Aim of the exercise: Transcribe each line of the records below exactly, excluding any embedded images.

Data entries:
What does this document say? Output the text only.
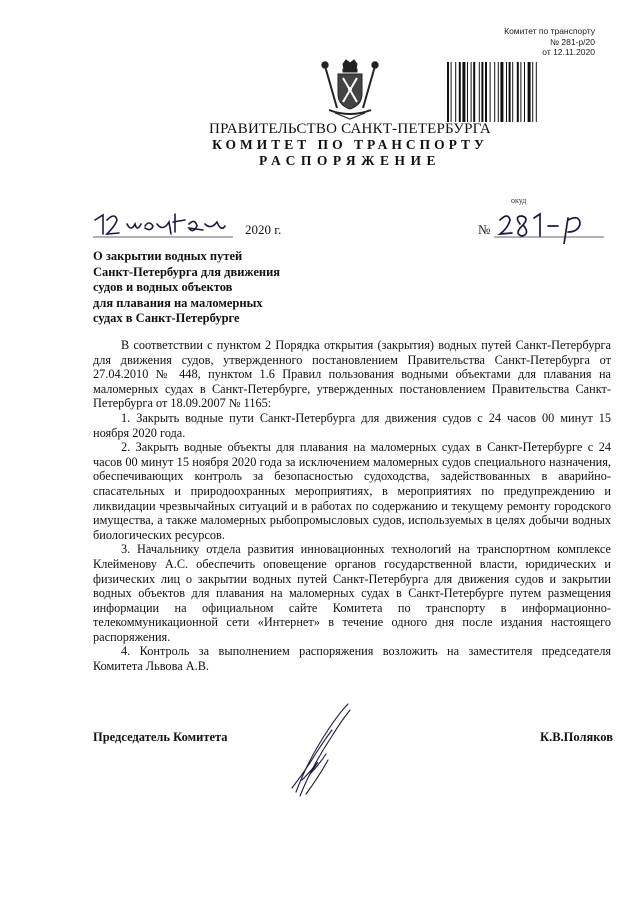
Комитет по транспорту
№ 281-р/20
от 12.11.2020
ПРАВИТЕЛЬСТВО САНКТ-ПЕТЕРБУРГА
КОМИТЕТ ПО ТРАНСПОРТУ
РАСПОРЯЖЕНИЕ
окуд
2020 г.	№
О закрытии водных путей
Санкт-Петербурга для движения
судов и водных объектов
для плавания на маломерных
судах в Санкт-Петербурге

В соответствии с пунктом 2 Порядка открытия (закрытия) водных путей Санкт-Петербурга для движения судов, утвержденного постановлением Правительства Санкт-Петербурга от 27.04.2010 № 448, пунктом 1.6 Правил пользования водными объектами для плавания на маломерных судах в Санкт-Петербурге, утвержденных постановлением Правительства Санкт-Петербурга от 18.09.2007 № 1165:

1. Закрыть водные пути Санкт-Петербурга для движения судов с 24 часов 00 минут 15 ноября 2020 года.

2. Закрыть водные объекты для плавания на маломерных судах в Санкт-Петербурге с 24 часов 00 минут 15 ноября 2020 года за исключением маломерных судов специального назначения, обеспечивающих контроль за безопасностью судоходства, задействованных в аварийно-спасательных и природоохранных мероприятиях, в мероприятиях по предупреждению и ликвидации чрезвычайных ситуаций и в работах по содержанию и текущему ремонту городского имущества, а также маломерных рыбопромысловых судов, используемых в целях добычи водных биологических ресурсов.

3. Начальнику отдела развития инновационных технологий на транспортном комплексе Клейменову А.С. обеспечить оповещение органов государственной власти, юридических и физических лиц о закрытии водных путей Санкт-Петербурга для движения судов и закрытии водных объектов для плавания на маломерных судах в Санкт-Петербурге путем размещения информации на официальном сайте Комитета по транспорту в информационно-телекоммуникационной сети «Интернет» в течение одного дня после издания настоящего распоряжения.

4. Контроль за выполнением распоряжения возложить на заместителя председателя Комитета Львова А.В.

Председатель Комитета	К.В.Поляков
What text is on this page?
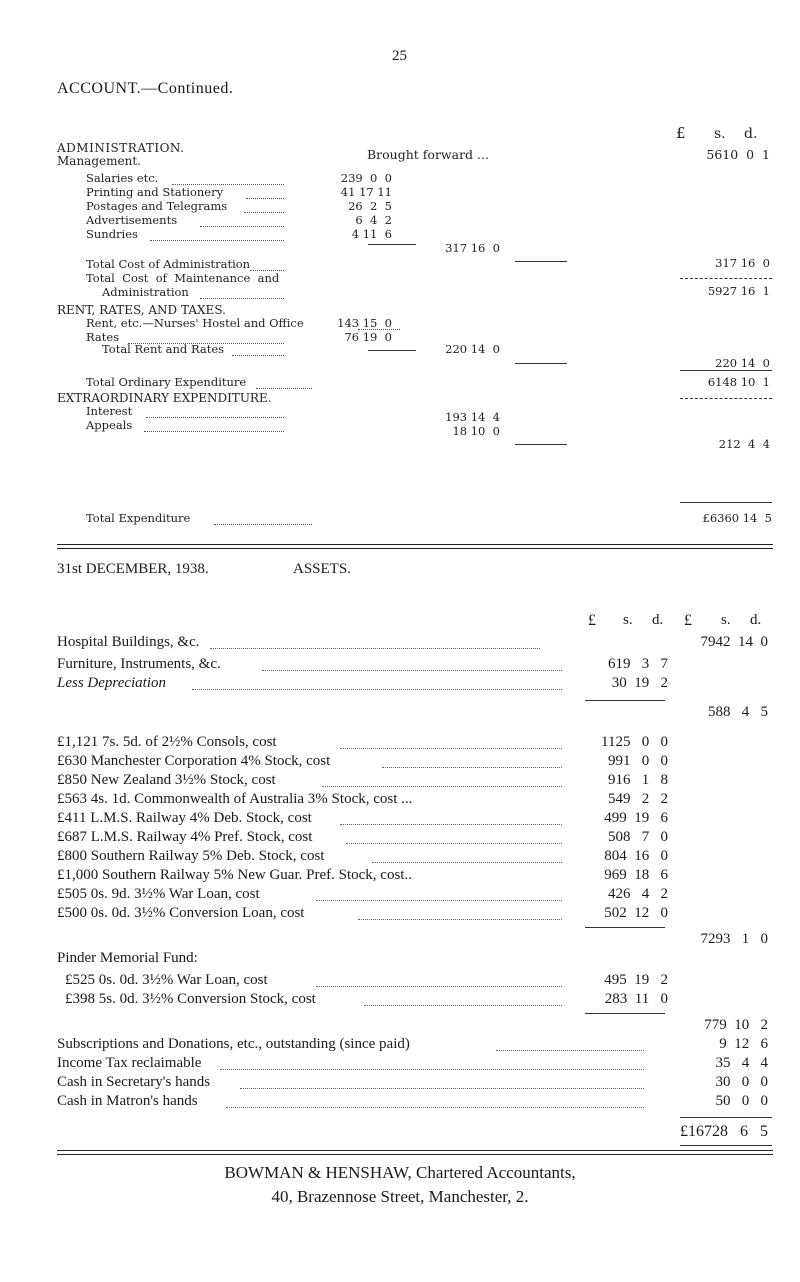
25
ACCOUNT.—Continued.
£ s. d.
ADMINISTRATION.	Brought forward ...	5610  0  1
Management.
Salaries etc.	239  0  0
Printing and Stationery	41 17 11
Postages and Telegrams	26  2  5
Advertisements	6  4  2
Sundries	4 11  6
317 16  0
Total Cost of Administration	317 16  0
Total  Cost  of  Maintenance  and
Administration	5927 16  1
RENT, RATES, AND TAXES.
Rent, etc.—Nurses' Hostel and Office	143 15  0
Rates	76 19  0
Total Rent and Rates	220 14  0
220 14  0
Total Ordinary Expenditure	6148 10  1
EXTRAORDINARY EXPENDITURE.
Interest	193 14  4
Appeals	18 10  0
212  4  4
Total Expenditure	£6360 14  5
31st DECEMBER, 1938.	ASSETS.
£ s. d. £ s. d.
Hospital Buildings, &c.	7942  14  0
Furniture, Instruments, &c.	619   3   7
Less Depreciation	30  19   2
588   4   5
£1,121 7s. 5d. of 2½% Consols, cost	1125   0   0
£630 Manchester Corporation 4% Stock, cost	991   0   0
£850 New Zealand 3½% Stock, cost	916   1   8
£563 4s. 1d. Commonwealth of Australia 3% Stock, cost ...	549   2   2
£411 L.M.S. Railway 4% Deb. Stock, cost	499  19   6
£687 L.M.S. Railway 4% Pref. Stock, cost	508   7   0
£800 Southern Railway 5% Deb. Stock, cost	804  16   0
£1,000 Southern Railway 5% New Guar. Pref. Stock, cost..	969  18   6
£505 0s. 9d. 3½% War Loan, cost	426   4   2
£500 0s. 0d. 3½% Conversion Loan, cost	502  12   0
7293   1   0
Pinder Memorial Fund:
£525 0s. 0d. 3½% War Loan, cost	495  19   2
£398 5s. 0d. 3½% Conversion Stock, cost	283  11   0
779  10   2
Subscriptions and Donations, etc., outstanding (since paid)	9  12   6
Income Tax reclaimable	35   4   4
Cash in Secretary's hands	30   0   0
Cash in Matron's hands	50   0   0
£16728   6   5
BOWMAN & HENSHAW, Chartered Accountants,
40, Brazennose Street, Manchester, 2.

Response:
What does this document say? Output the text only.
Комитет по транспорту
№ 281-р/20
от 12.11.2020
ПРАВИТЕЛЬСТВО САНКТ-ПЕТЕРБУРГА
КОМИТЕТ ПО ТРАНСПОРТУ
РАСПОРЯЖЕНИЕ
окуд
2020 г.	№
О закрытии водных путей
Санкт-Петербурга для движения
судов и водных объектов
для плавания на маломерных
судах в Санкт-Петербурге

В соответствии с пунктом 2 Порядка открытия (закрытия) водных путей Санкт-Петербурга для движения судов, утвержденного постановлением Правительства Санкт-Петербурга от 27.04.2010 № 448, пунктом 1.6 Правил пользования водными объектами для плавания на маломерных судах в Санкт-Петербурге, утвержденных постановлением Правительства Санкт-Петербурга от 18.09.2007 № 1165:

1. Закрыть водные пути Санкт-Петербурга для движения судов с 24 часов 00 минут 15 ноября 2020 года.

2. Закрыть водные объекты для плавания на маломерных судах в Санкт-Петербурге с 24 часов 00 минут 15 ноября 2020 года за исключением маломерных судов специального назначения, обеспечивающих контроль за безопасностью судоходства, задействованных в аварийно-спасательных и природоохранных мероприятиях, в мероприятиях по предупреждению и ликвидации чрезвычайных ситуаций и в работах по содержанию и текущему ремонту городского имущества, а также маломерных рыбопромысловых судов, используемых в целях добычи водных биологических ресурсов.

3. Начальнику отдела развития инновационных технологий на транспортном комплексе Клейменову А.С. обеспечить оповещение органов государственной власти, юридических и физических лиц о закрытии водных путей Санкт-Петербурга для движения судов и закрытии водных объектов для плавания на маломерных судах в Санкт-Петербурге путем размещения информации на официальном сайте Комитета по транспорту в информационно-телекоммуникационной сети «Интернет» в течение одного дня после издания настоящего распоряжения.

4. Контроль за выполнением распоряжения возложить на заместителя председателя Комитета Львова А.В.

Председатель Комитета	К.В.Поляков
What text is on this page?
25
ACCOUNT.—Continued.
£ s. d.
ADMINISTRATION.	Brought forward ...	5610  0  1
Management.
Salaries etc.	239  0  0
Printing and Stationery	41 17 11
Postages and Telegrams	26  2  5
Advertisements	6  4  2
Sundries	4 11  6
317 16  0
Total Cost of Administration	317 16  0
Total  Cost  of  Maintenance  and
Administration	5927 16  1
RENT, RATES, AND TAXES.
Rent, etc.—Nurses' Hostel and Office	143 15  0
Rates	76 19  0
Total Rent and Rates	220 14  0
220 14  0
Total Ordinary Expenditure	6148 10  1
EXTRAORDINARY EXPENDITURE.
Interest	193 14  4
Appeals	18 10  0
212  4  4
Total Expenditure	£6360 14  5
31st DECEMBER, 1938.	ASSETS.
£ s. d. £ s. d.
Hospital Buildings, &c.	7942  14  0
Furniture, Instruments, &c.	619   3   7
Less Depreciation	30  19   2
588   4   5
£1,121 7s. 5d. of 2½% Consols, cost	1125   0   0
£630 Manchester Corporation 4% Stock, cost	991   0   0
£850 New Zealand 3½% Stock, cost	916   1   8
£563 4s. 1d. Commonwealth of Australia 3% Stock, cost ...	549   2   2
£411 L.M.S. Railway 4% Deb. Stock, cost	499  19   6
£687 L.M.S. Railway 4% Pref. Stock, cost	508   7   0
£800 Southern Railway 5% Deb. Stock, cost	804  16   0
£1,000 Southern Railway 5% New Guar. Pref. Stock, cost..	969  18   6
£505 0s. 9d. 3½% War Loan, cost	426   4   2
£500 0s. 0d. 3½% Conversion Loan, cost	502  12   0
7293   1   0
Pinder Memorial Fund:
£525 0s. 0d. 3½% War Loan, cost	495  19   2
£398 5s. 0d. 3½% Conversion Stock, cost	283  11   0
779  10   2
Subscriptions and Donations, etc., outstanding (since paid)	9  12   6
Income Tax reclaimable	35   4   4
Cash in Secretary's hands	30   0   0
Cash in Matron's hands	50   0   0
£16728   6   5
BOWMAN & HENSHAW, Chartered Accountants,
40, Brazennose Street, Manchester, 2.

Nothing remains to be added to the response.